**What is asked:** Every line below that contains "chevron" is to be copied.

** Begin Exercise material **

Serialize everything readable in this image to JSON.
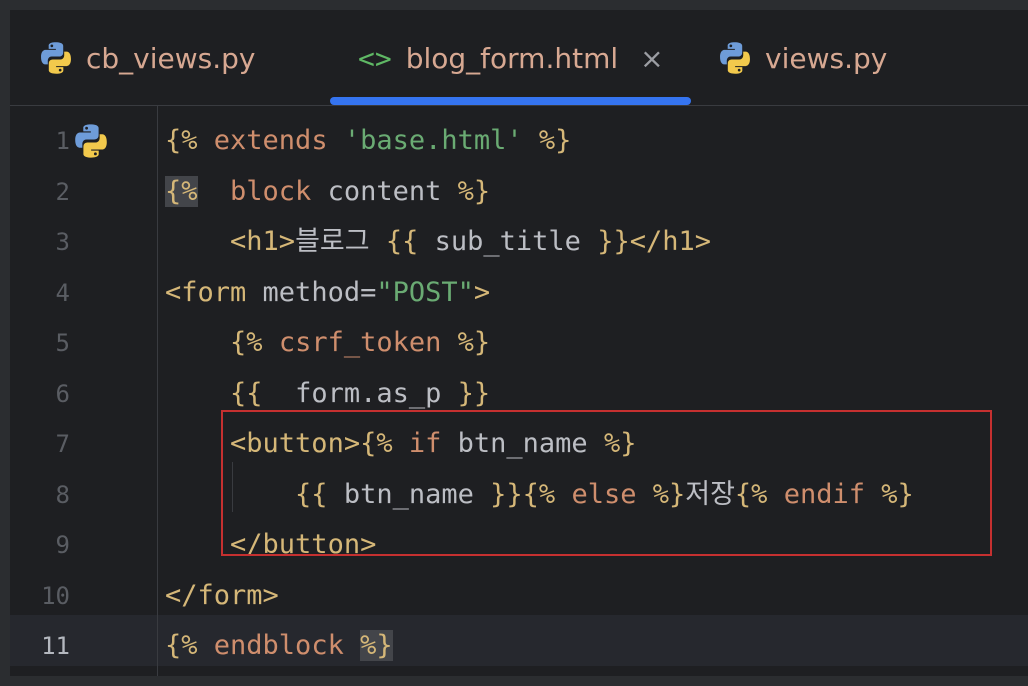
{
  "tabs": [
    {
      "label": "cb_views.py",
      "icon": "python-icon",
      "active": false
    },
    {
      "label": "blog_form.html",
      "icon": "html-icon",
      "icon_text": "<>",
      "active": true,
      "close": "×"
    },
    {
      "label": "views.py",
      "icon": "python-icon",
      "active": false
    }
  ],
  "colors": {
    "accent": "#3574f0",
    "highlight_box": "#c53030",
    "tag": "#d5b778",
    "keyword": "#cf8e6d",
    "string": "#6aab73",
    "text": "#bcbec4"
  },
  "editor": {
    "current_line": 11,
    "line_numbers": [
      "1",
      "2",
      "3",
      "4",
      "5",
      "6",
      "7",
      "8",
      "9",
      "10",
      "11"
    ],
    "lines": [
      [
        {
          "t": "{% ",
          "c": "t"
        },
        {
          "t": "extends ",
          "c": "kw"
        },
        {
          "t": "'base.html'",
          "c": "str"
        },
        {
          "t": " %}",
          "c": "t"
        }
      ],
      [
        {
          "t": "{%",
          "c": "t brace-hl"
        },
        {
          "t": "  ",
          "c": "var"
        },
        {
          "t": "block ",
          "c": "kw"
        },
        {
          "t": "content ",
          "c": "var"
        },
        {
          "t": "%}",
          "c": "t"
        }
      ],
      [
        {
          "t": "    ",
          "c": "var"
        },
        {
          "t": "<h1>",
          "c": "t"
        },
        {
          "t": "블로그 ",
          "c": "var"
        },
        {
          "t": "{{ ",
          "c": "t"
        },
        {
          "t": "sub_title ",
          "c": "var"
        },
        {
          "t": "}}",
          "c": "t"
        },
        {
          "t": "</h1>",
          "c": "t"
        }
      ],
      [
        {
          "t": "<form ",
          "c": "t"
        },
        {
          "t": "method=",
          "c": "var"
        },
        {
          "t": "\"POST\"",
          "c": "str"
        },
        {
          "t": ">",
          "c": "t"
        }
      ],
      [
        {
          "t": "    ",
          "c": "var"
        },
        {
          "t": "{% ",
          "c": "t"
        },
        {
          "t": "csrf_token ",
          "c": "kw"
        },
        {
          "t": "%}",
          "c": "t"
        }
      ],
      [
        {
          "t": "    ",
          "c": "var"
        },
        {
          "t": "{{  ",
          "c": "t"
        },
        {
          "t": "form.as_p ",
          "c": "var"
        },
        {
          "t": "}}",
          "c": "t"
        }
      ],
      [
        {
          "t": "    ",
          "c": "var"
        },
        {
          "t": "<button>",
          "c": "t"
        },
        {
          "t": "{% ",
          "c": "t"
        },
        {
          "t": "if ",
          "c": "kw"
        },
        {
          "t": "btn_name ",
          "c": "var"
        },
        {
          "t": "%}",
          "c": "t"
        }
      ],
      [
        {
          "t": "        ",
          "c": "var"
        },
        {
          "t": "{{ ",
          "c": "t"
        },
        {
          "t": "btn_name ",
          "c": "var"
        },
        {
          "t": "}}",
          "c": "t"
        },
        {
          "t": "{% ",
          "c": "t"
        },
        {
          "t": "else ",
          "c": "kw"
        },
        {
          "t": "%}",
          "c": "t"
        },
        {
          "t": "저장",
          "c": "var"
        },
        {
          "t": "{% ",
          "c": "t"
        },
        {
          "t": "endif ",
          "c": "kw"
        },
        {
          "t": "%}",
          "c": "t"
        }
      ],
      [
        {
          "t": "    ",
          "c": "var"
        },
        {
          "t": "</button>",
          "c": "t"
        }
      ],
      [
        {
          "t": "</form>",
          "c": "t"
        }
      ],
      [
        {
          "t": "{% ",
          "c": "t"
        },
        {
          "t": "endblock ",
          "c": "kw"
        },
        {
          "t": "%}",
          "c": "t brace-hl"
        }
      ]
    ]
  }
}
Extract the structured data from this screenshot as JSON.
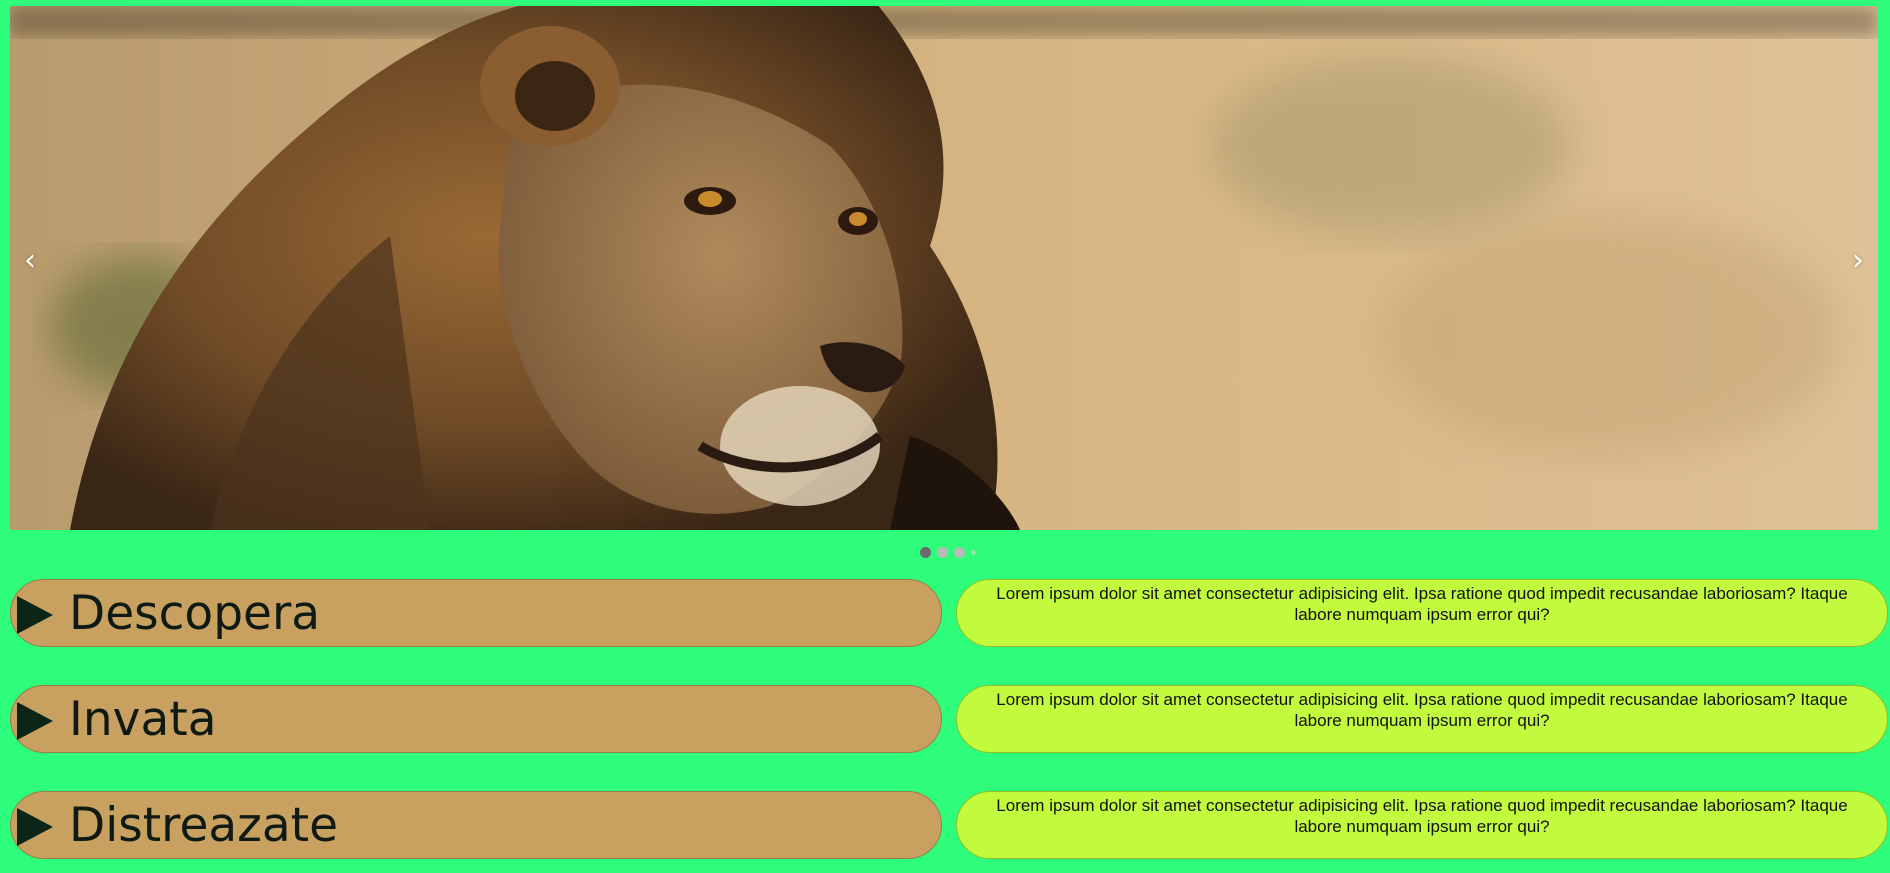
{
  "carousel": {
    "prev_glyph": "‹",
    "next_glyph": "›",
    "slide_count": 3,
    "active_slide": 1
  },
  "features": [
    {
      "title": "Descopera",
      "text": "Lorem ipsum dolor sit amet consectetur adipisicing elit. Ipsa ratione quod impedit recusandae laboriosam? Itaque labore numquam ipsum error qui?"
    },
    {
      "title": "Invata",
      "text": "Lorem ipsum dolor sit amet consectetur adipisicing elit. Ipsa ratione quod impedit recusandae laboriosam? Itaque labore numquam ipsum error qui?"
    },
    {
      "title": "Distreazate",
      "text": "Lorem ipsum dolor sit amet consectetur adipisicing elit. Ipsa ratione quod impedit recusandae laboriosam? Itaque labore numquam ipsum error qui?"
    }
  ],
  "colors": {
    "page_background": "#2dfd7b",
    "title_pill": "#c8a060",
    "text_pill": "#c2fb3e",
    "play_icon": "#0b2618"
  },
  "icons": {
    "feature_marker": "play-icon",
    "carousel_prev": "chevron-left-icon",
    "carousel_next": "chevron-right-icon"
  }
}
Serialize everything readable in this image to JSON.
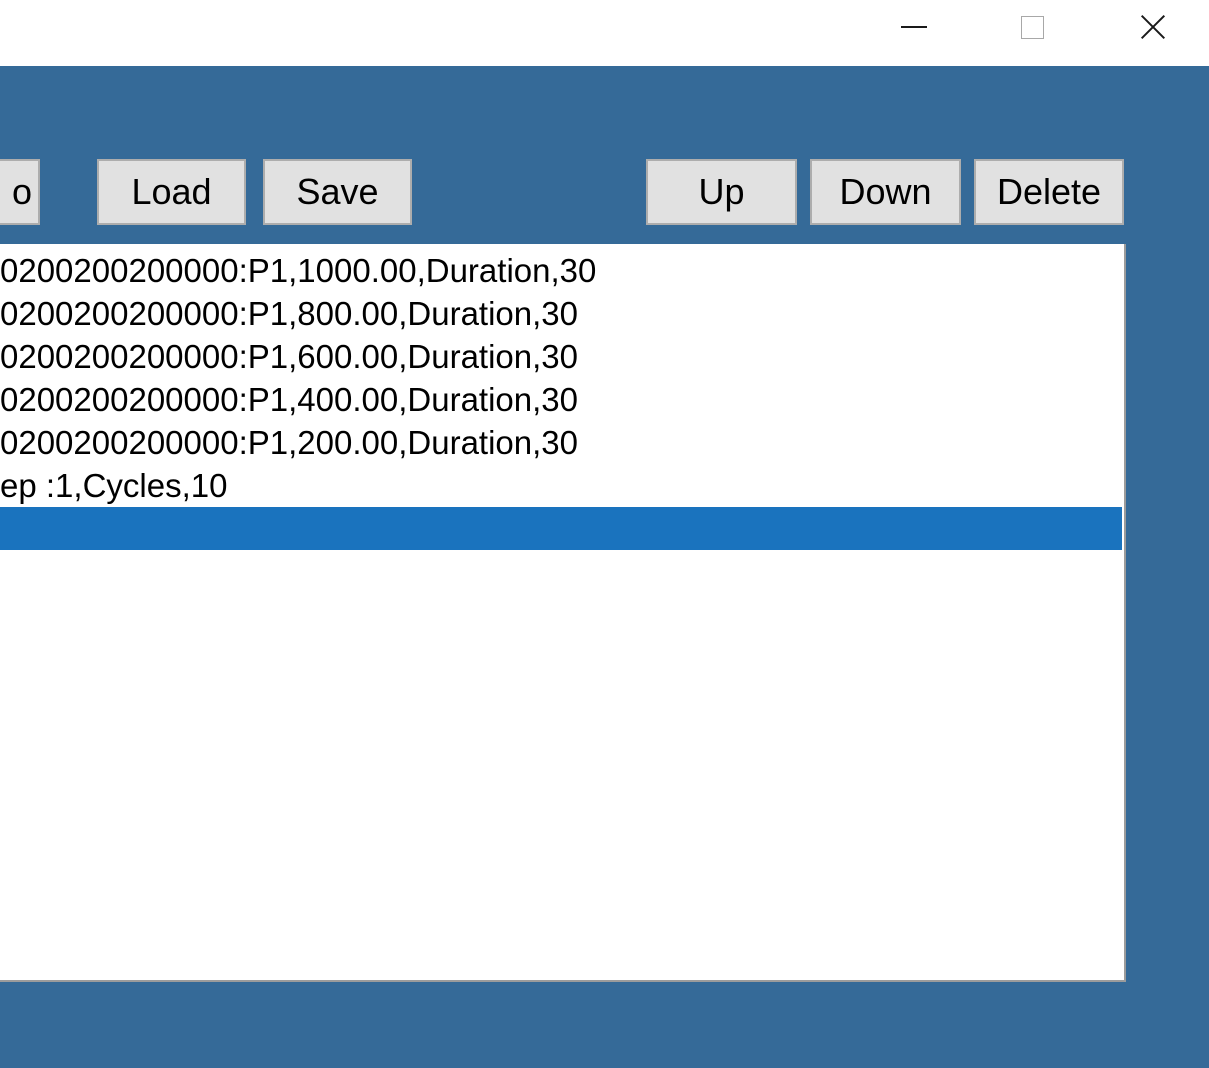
{
  "window": {
    "controls": {
      "minimize_icon": "minimize-icon",
      "maximize_icon": "maximize-icon",
      "close_icon": "close-icon"
    }
  },
  "toolbar": {
    "partial_label": "o",
    "load_label": "Load",
    "save_label": "Save",
    "up_label": "Up",
    "down_label": "Down",
    "delete_label": "Delete"
  },
  "list": {
    "items": [
      "0200200200000:P1,1000.00,Duration,30",
      "0200200200000:P1,800.00,Duration,30",
      "0200200200000:P1,600.00,Duration,30",
      "0200200200000:P1,400.00,Duration,30",
      "0200200200000:P1,200.00,Duration,30",
      "ep :1,Cycles,10",
      ""
    ],
    "selected_index": 6
  },
  "colors": {
    "window_background": "#356a98",
    "selection": "#1a73be",
    "button_face": "#e1e1e1"
  }
}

** End Exercise material **

**Result of the task:**
    "carousel_prev": "chevron-left-icon",
    "carousel_next": "chevron-right-icon"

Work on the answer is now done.